**** BRANO DI PARTENZA
La Pusterla dei Fabbri venne eretta nel corso del Trecento, in concomitanza con la realizzazione delle mura medievali da parte di Azzone Visconti. L’edificio si sviluppava su una sola arcata a sesto acuto, sovrastata da una torre quadrangolare. L’arcata di ingresso aveva dimensioni differenti rispetto a quella d’uscita, di modo da apparire come un imbuto, lungo peraltro più di dieci metri. Con la demolizione del tratto di mura medievali adiacente, la Pusterla dei Fabbri rimasta intatta venne affiancata da diverse nuove abitazioni ricavate da edifici sorti a ridosso del Naviglio. Le nuove costruzioni arrivarono nel corso del Settecento a sovrastare la pusterla, quasi nascondedndola, anche perché non più usata come dazio o porta difensiva. Adirittura sopra l’arcione venne creata una “ringhiera”, una fra le prime ringhiere tipiche delle abitazioni popolari milanesi.
La Pusterla dei Fabbri nel corso della sua storia ha assunto diverse denominazioni, a partire da quella di Fabia, ereditata da una precedente pusterla di epoca romana. Questa pusterla, dedicata in onore di Quinto Fabio Massimo detto il cunctator era da molti considerata già al tempo un’intitolazione ai sacerdoti Fabi, depositari del culto di Giove, che avevano il proprio tempio fuori le mura dove ora sorge la chiesa di San Vincenzo in Prato. Le trasformazioni linguistiche nel corso dei secoli hanno portato la Pusterla dei Fabi, poi Fabbrica e quindi Fabbri a cambiare nome spesso. Quest’ultima si riferiva soprattutto a un tessuto sociale ben consolidato nel corso dei secoli nella zona, che si era via via popolata delle botteghe di molto fabbri ferrai, confinati lontano dall’abitato ai margini della città per la loro particolare attività (rumorosa e senza orari), che necessitava inoltre dell’acqua (quella del Naviglio li vicino).
********
● DESCRIZIONE DEL COMPITO:
Prosegui il brano sulla Pusterla dei Fabbri dopo l'ultima frase riportata.
**** VOCI ESTRATTE
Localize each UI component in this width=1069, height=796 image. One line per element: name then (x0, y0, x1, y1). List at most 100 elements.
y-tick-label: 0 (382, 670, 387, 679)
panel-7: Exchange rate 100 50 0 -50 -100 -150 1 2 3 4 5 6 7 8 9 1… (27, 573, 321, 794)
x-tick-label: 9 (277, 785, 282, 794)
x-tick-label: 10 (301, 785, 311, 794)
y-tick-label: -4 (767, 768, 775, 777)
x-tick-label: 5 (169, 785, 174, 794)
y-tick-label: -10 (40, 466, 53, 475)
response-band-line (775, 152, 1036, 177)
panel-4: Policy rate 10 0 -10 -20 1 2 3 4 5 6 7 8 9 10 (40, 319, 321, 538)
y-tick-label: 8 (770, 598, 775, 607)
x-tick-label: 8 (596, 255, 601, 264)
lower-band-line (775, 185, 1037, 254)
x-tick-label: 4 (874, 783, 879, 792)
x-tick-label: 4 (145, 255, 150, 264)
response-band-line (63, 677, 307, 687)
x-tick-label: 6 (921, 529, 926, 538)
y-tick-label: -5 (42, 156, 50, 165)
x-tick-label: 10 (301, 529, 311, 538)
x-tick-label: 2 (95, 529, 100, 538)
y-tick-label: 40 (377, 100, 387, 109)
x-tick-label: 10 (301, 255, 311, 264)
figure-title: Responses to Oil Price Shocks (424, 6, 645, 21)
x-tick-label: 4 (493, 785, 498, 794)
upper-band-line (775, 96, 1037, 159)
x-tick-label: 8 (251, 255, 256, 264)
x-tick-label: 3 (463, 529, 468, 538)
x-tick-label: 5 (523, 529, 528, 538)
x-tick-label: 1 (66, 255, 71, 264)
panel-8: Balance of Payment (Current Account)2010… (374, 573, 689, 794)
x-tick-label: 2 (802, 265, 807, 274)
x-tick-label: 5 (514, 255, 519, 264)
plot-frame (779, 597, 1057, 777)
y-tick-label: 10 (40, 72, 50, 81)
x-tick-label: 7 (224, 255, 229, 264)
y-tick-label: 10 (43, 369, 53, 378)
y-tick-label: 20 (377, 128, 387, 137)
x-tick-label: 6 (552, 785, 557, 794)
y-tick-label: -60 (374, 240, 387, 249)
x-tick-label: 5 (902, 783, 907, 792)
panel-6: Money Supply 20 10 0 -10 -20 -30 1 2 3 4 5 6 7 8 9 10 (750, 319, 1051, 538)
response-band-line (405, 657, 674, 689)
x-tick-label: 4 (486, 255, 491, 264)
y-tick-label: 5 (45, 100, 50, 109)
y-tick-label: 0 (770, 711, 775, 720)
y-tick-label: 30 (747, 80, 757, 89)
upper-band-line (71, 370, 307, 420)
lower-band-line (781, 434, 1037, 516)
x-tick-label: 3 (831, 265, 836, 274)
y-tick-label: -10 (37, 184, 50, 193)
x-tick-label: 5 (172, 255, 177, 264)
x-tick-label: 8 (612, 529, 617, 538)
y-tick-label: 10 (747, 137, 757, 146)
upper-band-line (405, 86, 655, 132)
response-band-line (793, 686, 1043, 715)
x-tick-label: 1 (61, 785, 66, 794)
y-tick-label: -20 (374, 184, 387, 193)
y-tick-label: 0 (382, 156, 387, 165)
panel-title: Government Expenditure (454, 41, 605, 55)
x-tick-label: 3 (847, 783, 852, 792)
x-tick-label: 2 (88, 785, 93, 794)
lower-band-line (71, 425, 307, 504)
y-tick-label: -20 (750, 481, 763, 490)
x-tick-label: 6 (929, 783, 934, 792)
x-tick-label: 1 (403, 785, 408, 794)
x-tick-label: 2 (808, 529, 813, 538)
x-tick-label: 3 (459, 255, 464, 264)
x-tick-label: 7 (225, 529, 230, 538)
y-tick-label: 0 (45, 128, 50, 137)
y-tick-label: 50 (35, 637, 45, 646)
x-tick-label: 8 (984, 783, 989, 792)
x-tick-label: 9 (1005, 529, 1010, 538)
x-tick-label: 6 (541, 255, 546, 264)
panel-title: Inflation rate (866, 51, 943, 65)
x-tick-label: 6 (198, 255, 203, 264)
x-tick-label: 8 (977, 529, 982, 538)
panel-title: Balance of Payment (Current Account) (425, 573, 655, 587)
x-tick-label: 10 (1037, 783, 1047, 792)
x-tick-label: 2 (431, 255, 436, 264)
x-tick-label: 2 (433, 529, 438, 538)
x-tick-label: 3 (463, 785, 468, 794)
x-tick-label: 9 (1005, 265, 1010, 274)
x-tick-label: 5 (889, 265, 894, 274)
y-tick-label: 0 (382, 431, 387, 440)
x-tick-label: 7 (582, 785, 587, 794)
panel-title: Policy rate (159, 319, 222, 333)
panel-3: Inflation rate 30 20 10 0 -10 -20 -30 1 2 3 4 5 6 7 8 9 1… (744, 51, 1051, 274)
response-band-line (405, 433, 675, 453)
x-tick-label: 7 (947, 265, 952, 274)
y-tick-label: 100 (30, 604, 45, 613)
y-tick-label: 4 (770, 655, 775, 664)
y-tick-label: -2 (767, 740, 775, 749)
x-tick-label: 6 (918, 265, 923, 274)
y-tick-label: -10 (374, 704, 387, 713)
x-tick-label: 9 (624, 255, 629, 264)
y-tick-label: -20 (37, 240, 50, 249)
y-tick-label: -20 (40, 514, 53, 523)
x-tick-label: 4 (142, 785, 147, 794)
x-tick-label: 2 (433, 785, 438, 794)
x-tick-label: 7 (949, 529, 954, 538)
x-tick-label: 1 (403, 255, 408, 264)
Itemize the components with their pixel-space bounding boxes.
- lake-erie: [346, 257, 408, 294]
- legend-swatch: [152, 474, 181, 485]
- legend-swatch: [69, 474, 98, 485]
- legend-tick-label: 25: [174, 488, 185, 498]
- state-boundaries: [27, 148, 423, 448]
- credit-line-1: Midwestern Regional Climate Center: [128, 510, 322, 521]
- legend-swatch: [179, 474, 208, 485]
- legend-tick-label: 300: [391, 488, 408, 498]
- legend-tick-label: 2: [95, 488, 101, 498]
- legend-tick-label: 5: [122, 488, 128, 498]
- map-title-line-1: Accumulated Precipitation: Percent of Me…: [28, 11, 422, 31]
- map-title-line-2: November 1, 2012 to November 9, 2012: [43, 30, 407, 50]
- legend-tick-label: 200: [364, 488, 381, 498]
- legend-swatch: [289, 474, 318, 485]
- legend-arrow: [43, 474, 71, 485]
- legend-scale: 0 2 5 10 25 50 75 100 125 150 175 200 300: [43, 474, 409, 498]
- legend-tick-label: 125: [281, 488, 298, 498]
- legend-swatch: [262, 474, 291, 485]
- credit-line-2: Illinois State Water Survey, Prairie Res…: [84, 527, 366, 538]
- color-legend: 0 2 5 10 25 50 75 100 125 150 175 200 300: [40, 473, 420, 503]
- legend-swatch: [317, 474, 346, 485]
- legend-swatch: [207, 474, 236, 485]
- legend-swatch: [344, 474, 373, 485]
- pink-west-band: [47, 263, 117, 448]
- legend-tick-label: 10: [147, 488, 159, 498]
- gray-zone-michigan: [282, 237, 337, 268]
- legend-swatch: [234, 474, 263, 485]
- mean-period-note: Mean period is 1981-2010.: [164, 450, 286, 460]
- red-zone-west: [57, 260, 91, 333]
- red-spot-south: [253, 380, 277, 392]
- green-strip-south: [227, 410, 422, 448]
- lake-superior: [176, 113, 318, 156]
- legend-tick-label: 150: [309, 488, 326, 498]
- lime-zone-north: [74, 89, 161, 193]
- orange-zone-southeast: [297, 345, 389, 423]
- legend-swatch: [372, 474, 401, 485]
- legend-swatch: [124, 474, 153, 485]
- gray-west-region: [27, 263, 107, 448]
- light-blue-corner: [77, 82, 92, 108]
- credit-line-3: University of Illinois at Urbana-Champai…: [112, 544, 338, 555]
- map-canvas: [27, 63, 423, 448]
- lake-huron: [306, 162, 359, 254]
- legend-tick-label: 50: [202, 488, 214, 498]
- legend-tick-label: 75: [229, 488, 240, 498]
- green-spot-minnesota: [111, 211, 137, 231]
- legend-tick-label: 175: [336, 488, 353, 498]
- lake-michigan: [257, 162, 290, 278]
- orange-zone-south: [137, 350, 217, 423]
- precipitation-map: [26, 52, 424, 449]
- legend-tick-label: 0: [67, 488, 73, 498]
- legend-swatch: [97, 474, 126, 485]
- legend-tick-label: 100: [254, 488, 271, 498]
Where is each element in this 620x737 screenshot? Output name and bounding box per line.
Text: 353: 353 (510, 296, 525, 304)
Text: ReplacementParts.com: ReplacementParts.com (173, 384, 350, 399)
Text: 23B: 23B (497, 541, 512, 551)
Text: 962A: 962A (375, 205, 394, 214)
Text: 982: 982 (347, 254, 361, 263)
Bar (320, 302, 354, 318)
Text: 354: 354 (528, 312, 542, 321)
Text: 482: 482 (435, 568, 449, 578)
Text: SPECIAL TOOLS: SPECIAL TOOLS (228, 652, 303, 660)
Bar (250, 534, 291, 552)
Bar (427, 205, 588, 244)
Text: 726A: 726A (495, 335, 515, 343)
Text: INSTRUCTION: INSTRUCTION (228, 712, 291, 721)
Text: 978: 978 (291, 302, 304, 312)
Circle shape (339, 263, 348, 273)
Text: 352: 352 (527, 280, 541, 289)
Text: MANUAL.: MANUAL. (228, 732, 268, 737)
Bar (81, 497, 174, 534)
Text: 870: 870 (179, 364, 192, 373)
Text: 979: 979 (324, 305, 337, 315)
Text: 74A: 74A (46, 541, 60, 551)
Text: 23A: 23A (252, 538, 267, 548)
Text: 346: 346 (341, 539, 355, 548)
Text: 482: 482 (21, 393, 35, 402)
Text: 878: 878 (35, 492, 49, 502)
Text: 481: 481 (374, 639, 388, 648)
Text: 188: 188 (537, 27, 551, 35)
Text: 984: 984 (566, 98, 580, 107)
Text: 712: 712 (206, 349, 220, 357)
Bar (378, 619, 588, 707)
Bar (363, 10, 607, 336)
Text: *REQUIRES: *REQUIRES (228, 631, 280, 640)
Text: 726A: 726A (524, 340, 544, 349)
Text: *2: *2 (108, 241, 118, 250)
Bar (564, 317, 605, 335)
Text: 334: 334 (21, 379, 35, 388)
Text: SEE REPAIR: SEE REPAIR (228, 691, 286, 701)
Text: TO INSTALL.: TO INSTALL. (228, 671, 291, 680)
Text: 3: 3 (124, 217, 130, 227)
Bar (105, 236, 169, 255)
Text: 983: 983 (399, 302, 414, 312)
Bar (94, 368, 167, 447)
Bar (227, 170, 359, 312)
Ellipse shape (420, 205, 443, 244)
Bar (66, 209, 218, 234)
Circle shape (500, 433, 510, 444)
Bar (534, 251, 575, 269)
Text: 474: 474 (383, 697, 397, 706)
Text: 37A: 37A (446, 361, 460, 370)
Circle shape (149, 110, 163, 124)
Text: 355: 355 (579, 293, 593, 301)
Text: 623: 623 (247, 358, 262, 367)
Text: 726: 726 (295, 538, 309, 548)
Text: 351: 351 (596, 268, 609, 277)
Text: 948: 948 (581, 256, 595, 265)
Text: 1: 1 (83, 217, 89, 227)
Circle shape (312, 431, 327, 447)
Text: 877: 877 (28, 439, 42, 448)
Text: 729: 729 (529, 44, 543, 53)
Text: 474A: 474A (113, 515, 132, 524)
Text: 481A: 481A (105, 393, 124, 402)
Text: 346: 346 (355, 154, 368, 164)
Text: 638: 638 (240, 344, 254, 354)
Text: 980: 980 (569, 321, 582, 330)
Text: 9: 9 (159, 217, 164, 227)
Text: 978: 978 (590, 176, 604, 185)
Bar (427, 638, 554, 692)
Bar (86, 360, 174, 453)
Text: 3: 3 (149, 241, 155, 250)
********
● RISULTATO DEL COMPITO:
Nel 1877, nominate due apposite commissioni e analizzati diversi rapporti e pareri, il Comune di Milano avanzò la proposta di un’eventuale demolizione della Pusterla dei Fabbri. La sostanziale parità tuttavia fra i pareri negativi e favorevoli alla demolizione, portò a una sostanziale immobilità della questione, che si protrasse per decenni. Nel 1884 la Società Storica Lombarda spingeva energicamente per la conservazione della vecchia pusterla, ritenendolo l’ultimo esempio delle nove o dieci pusterle che, nelle mura della Città, si interponevano alle sei porte maggiori.
Tuttavia a nulla valsero queste prese di posizione, anche autorevoli. Il 6 marzo 1900 la discussione giunse a una svolta negativa: la porta fu definita addirittura “un cumulo di macerie”,”dalle linee semplici”. La pusterla venne pertanto demolita nei mesi subito successivi, e il salvabile venne preservato e donato ai Musei del Castello Sforzesco, all’interno del quale venne ricostruita nel cortile sotto la torre del Carmine. Negli anni 50 venne ricomposta all’interno del museo, secondo il progetto di riordino realizzato dallo studio BBPR, l’arco che dava sulla campagna, ora costituisce virtualmente l’accesso stesso al museo all’interno del salone d’ingresso.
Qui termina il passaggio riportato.